Work out how many lines of the records below contain the string "item", treating uppercase and lowercase as different, and give only that number.

─── Supplied material ───

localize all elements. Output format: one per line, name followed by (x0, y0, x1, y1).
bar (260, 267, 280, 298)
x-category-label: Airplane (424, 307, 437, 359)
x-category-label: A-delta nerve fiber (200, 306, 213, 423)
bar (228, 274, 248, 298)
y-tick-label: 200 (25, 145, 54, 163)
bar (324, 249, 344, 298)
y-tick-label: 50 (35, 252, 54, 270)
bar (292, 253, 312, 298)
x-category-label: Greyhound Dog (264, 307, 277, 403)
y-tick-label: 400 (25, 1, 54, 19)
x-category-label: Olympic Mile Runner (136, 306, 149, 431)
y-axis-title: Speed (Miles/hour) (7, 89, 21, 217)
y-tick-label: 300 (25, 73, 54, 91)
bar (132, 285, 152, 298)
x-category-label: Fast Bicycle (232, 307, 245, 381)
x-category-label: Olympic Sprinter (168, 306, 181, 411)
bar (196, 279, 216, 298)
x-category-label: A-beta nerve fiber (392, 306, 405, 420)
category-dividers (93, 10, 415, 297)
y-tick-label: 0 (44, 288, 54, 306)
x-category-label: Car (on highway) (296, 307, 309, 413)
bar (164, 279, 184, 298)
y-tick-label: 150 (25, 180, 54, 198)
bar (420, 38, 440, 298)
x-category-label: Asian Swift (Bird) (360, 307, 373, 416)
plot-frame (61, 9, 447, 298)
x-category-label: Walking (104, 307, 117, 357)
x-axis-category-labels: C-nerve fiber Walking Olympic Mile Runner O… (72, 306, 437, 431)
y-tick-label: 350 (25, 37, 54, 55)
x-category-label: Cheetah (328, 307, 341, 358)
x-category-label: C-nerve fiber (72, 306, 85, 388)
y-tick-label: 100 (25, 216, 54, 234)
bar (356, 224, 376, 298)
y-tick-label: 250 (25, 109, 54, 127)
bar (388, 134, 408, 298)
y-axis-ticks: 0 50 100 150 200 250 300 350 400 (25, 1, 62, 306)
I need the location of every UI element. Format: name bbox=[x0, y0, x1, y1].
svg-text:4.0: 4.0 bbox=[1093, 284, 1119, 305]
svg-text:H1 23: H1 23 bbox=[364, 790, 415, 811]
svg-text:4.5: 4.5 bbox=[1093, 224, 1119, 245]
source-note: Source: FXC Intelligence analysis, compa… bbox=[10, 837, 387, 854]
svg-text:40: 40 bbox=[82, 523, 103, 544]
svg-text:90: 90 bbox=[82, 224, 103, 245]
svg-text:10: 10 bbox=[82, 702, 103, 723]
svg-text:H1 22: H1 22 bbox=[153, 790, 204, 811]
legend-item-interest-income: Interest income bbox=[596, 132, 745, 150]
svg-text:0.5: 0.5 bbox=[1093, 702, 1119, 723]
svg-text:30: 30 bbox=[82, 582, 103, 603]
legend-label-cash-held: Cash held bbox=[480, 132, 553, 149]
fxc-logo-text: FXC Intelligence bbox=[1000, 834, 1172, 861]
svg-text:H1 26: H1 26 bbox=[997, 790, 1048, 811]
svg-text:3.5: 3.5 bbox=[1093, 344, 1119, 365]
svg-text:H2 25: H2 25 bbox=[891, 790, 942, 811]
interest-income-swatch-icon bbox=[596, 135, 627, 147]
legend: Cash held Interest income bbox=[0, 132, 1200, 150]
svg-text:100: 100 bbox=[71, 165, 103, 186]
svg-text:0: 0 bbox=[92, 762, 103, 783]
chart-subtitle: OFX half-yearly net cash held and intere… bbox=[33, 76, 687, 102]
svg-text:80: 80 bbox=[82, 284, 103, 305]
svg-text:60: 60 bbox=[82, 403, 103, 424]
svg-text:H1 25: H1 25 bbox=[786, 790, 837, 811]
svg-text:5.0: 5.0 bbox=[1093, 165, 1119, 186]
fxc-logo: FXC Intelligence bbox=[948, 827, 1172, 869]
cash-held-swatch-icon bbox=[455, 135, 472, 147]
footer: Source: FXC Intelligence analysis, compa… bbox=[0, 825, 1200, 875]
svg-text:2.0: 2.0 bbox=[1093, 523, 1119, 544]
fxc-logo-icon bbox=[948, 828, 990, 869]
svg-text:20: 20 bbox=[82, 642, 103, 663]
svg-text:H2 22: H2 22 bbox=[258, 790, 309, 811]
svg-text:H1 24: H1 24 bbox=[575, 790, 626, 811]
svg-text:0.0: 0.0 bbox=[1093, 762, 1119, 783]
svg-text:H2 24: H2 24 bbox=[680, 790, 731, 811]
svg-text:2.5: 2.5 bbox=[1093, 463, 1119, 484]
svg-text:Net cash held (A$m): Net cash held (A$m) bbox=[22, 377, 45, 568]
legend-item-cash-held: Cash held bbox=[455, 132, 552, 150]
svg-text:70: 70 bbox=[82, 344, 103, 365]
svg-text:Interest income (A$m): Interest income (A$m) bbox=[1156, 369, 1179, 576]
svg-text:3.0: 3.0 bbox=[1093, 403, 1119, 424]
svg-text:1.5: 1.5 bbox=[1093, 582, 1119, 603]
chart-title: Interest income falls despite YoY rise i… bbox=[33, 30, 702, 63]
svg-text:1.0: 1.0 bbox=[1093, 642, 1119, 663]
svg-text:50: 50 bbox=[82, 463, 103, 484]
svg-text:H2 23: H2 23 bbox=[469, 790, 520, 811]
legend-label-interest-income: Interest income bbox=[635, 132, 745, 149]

───

Full output: 2